# WORK TO COMPLETE:
Please give the listing again in its entirety, exactly as written.

(Dataset records)

---------------

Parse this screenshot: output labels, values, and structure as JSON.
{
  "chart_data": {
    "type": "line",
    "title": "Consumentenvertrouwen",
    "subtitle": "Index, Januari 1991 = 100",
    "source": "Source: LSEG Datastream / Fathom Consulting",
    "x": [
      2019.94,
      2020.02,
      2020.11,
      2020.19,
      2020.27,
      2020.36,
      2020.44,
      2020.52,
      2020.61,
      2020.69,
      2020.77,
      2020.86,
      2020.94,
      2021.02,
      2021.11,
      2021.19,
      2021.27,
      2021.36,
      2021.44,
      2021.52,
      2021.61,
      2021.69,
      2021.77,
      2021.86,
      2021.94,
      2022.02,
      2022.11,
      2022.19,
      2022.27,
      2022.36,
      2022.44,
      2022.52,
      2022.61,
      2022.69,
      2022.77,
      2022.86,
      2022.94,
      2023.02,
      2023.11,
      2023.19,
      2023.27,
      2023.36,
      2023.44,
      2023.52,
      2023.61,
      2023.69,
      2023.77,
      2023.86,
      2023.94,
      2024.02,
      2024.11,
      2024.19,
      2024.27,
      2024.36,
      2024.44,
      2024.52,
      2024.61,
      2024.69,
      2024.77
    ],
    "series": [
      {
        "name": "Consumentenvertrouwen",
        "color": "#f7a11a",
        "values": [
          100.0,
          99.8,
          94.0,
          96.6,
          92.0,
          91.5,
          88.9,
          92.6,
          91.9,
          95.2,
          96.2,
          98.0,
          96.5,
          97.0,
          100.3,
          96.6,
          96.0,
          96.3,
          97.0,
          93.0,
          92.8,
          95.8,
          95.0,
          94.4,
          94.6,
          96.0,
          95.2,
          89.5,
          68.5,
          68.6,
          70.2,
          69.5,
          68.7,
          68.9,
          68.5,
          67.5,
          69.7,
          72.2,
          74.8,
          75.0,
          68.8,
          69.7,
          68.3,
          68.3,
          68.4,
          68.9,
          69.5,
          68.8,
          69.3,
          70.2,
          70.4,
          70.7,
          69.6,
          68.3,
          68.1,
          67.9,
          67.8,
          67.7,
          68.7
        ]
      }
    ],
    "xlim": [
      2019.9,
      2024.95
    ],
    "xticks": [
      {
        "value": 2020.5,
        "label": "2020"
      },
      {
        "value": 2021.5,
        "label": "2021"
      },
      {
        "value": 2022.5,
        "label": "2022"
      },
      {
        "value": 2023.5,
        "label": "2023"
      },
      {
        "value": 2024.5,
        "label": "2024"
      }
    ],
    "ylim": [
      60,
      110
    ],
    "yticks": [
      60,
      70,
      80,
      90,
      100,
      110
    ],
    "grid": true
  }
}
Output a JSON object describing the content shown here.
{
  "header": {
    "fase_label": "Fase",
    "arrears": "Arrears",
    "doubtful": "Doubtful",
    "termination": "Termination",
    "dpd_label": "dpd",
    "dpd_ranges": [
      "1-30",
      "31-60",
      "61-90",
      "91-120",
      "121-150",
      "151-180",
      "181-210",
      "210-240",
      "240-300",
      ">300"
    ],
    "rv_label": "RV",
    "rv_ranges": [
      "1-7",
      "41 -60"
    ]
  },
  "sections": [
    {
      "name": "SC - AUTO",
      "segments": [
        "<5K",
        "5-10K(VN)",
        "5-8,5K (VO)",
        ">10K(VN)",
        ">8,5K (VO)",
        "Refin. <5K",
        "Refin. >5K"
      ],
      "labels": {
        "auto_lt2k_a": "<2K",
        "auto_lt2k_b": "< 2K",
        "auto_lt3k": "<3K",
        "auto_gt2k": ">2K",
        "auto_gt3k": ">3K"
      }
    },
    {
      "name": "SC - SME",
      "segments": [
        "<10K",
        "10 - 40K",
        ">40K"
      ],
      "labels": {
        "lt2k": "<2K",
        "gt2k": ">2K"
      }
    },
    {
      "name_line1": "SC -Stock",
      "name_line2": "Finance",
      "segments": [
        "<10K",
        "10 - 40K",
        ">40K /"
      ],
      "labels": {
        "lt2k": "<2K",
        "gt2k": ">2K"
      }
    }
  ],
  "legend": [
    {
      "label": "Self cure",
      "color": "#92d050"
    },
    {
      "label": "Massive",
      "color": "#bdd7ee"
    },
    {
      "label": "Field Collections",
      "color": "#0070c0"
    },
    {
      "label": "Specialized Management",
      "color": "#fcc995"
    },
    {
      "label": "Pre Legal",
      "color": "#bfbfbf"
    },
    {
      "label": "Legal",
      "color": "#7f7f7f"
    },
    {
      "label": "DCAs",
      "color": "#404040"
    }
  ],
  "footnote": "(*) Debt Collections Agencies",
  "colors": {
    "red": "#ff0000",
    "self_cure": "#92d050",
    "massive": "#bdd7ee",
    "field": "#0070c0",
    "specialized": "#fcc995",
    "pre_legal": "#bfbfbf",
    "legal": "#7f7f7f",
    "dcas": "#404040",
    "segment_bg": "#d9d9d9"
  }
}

---------------

# EXPECTED ANSWER:
Parse this screenshot: output labels, values, and structure as JSON.
{
  "chart_data": {
    "type": "line",
    "title": "Consumentenvertrouwen",
    "subtitle": "Index, Januari 1991 = 100",
    "source": "Source: LSEG Datastream / Fathom Consulting",
    "x": [
      2019.94,
      2020.02,
      2020.11,
      2020.19,
      2020.27,
      2020.36,
      2020.44,
      2020.52,
      2020.61,
      2020.69,
      2020.77,
      2020.86,
      2020.94,
      2021.02,
      2021.11,
      2021.19,
      2021.27,
      2021.36,
      2021.44,
      2021.52,
      2021.61,
      2021.69,
      2021.77,
      2021.86,
      2021.94,
      2022.02,
      2022.11,
      2022.19,
      2022.27,
      2022.36,
      2022.44,
      2022.52,
      2022.61,
      2022.69,
      2022.77,
      2022.86,
      2022.94,
      2023.02,
      2023.11,
      2023.19,
      2023.27,
      2023.36,
      2023.44,
      2023.52,
      2023.61,
      2023.69,
      2023.77,
      2023.86,
      2023.94,
      2024.02,
      2024.11,
      2024.19,
      2024.27,
      2024.36,
      2024.44,
      2024.52,
      2024.61,
      2024.69,
      2024.77
    ],
    "series": [
      {
        "name": "Consumentenvertrouwen",
        "color": "#f7a11a",
        "values": [
          100.0,
          99.8,
          94.0,
          96.6,
          92.0,
          91.5,
          88.9,
          92.6,
          91.9,
          95.2,
          96.2,
          98.0,
          96.5,
          97.0,
          100.3,
          96.6,
          96.0,
          96.3,
          97.0,
          93.0,
          92.8,
          95.8,
          95.0,
          94.4,
          94.6,
          96.0,
          95.2,
          89.5,
          68.5,
          68.6,
          70.2,
          69.5,
          68.7,
          68.9,
          68.5,
          67.5,
          69.7,
          72.2,
          74.8,
          75.0,
          68.8,
          69.7,
          68.3,
          68.3,
          68.4,
          68.9,
          69.5,
          68.8,
          69.3,
          70.2,
          70.4,
          70.7,
          69.6,
          68.3,
          68.1,
          67.9,
          67.8,
          67.7,
          68.7
        ]
      }
    ],
    "xlim": [
      2019.9,
      2024.95
    ],
    "xticks": [
      {
        "value": 2020.5,
        "label": "2020"
      },
      {
        "value": 2021.5,
        "label": "2021"
      },
      {
        "value": 2022.5,
        "label": "2022"
      },
      {
        "value": 2023.5,
        "label": "2023"
      },
      {
        "value": 2024.5,
        "label": "2024"
      }
    ],
    "ylim": [
      60,
      110
    ],
    "yticks": [
      60,
      70,
      80,
      90,
      100,
      110
    ],
    "grid": true
  }
}
Output a JSON object describing the content shown here.
{
  "header": {
    "fase_label": "Fase",
    "arrears": "Arrears",
    "doubtful": "Doubtful",
    "termination": "Termination",
    "dpd_label": "dpd",
    "dpd_ranges": [
      "1-30",
      "31-60",
      "61-90",
      "91-120",
      "121-150",
      "151-180",
      "181-210",
      "210-240",
      "240-300",
      ">300"
    ],
    "rv_label": "RV",
    "rv_ranges": [
      "1-7",
      "41 -60"
    ]
  },
  "sections": [
    {
      "name": "SC - AUTO",
      "segments": [
        "<5K",
        "5-10K(VN)",
        "5-8,5K (VO)",
        ">10K(VN)",
        ">8,5K (VO)",
        "Refin. <5K",
        "Refin. >5K"
      ],
      "labels": {
        "auto_lt2k_a": "<2K",
        "auto_lt2k_b": "< 2K",
        "auto_lt3k": "<3K",
        "auto_gt2k": ">2K",
        "auto_gt3k": ">3K"
      }
    },
    {
      "name": "SC - SME",
      "segments": [
        "<10K",
        "10 - 40K",
        ">40K"
      ],
      "labels": {
        "lt2k": "<2K",
        "gt2k": ">2K"
      }
    },
    {
      "name_line1": "SC -Stock",
      "name_line2": "Finance",
      "segments": [
        "<10K",
        "10 - 40K",
        ">40K /"
      ],
      "labels": {
        "lt2k": "<2K",
        "gt2k": ">2K"
      }
    }
  ],
  "legend": [
    {
      "label": "Self cure",
      "color": "#92d050"
    },
    {
      "label": "Massive",
      "color": "#bdd7ee"
    },
    {
      "label": "Field Collections",
      "color": "#0070c0"
    },
    {
      "label": "Specialized Management",
      "color": "#fcc995"
    },
    {
      "label": "Pre Legal",
      "color": "#bfbfbf"
    },
    {
      "label": "Legal",
      "color": "#7f7f7f"
    },
    {
      "label": "DCAs",
      "color": "#404040"
    }
  ],
  "footnote": "(*) Debt Collections Agencies",
  "colors": {
    "red": "#ff0000",
    "self_cure": "#92d050",
    "massive": "#bdd7ee",
    "field": "#0070c0",
    "specialized": "#fcc995",
    "pre_legal": "#bfbfbf",
    "legal": "#7f7f7f",
    "dcas": "#404040",
    "segment_bg": "#d9d9d9"
  }
}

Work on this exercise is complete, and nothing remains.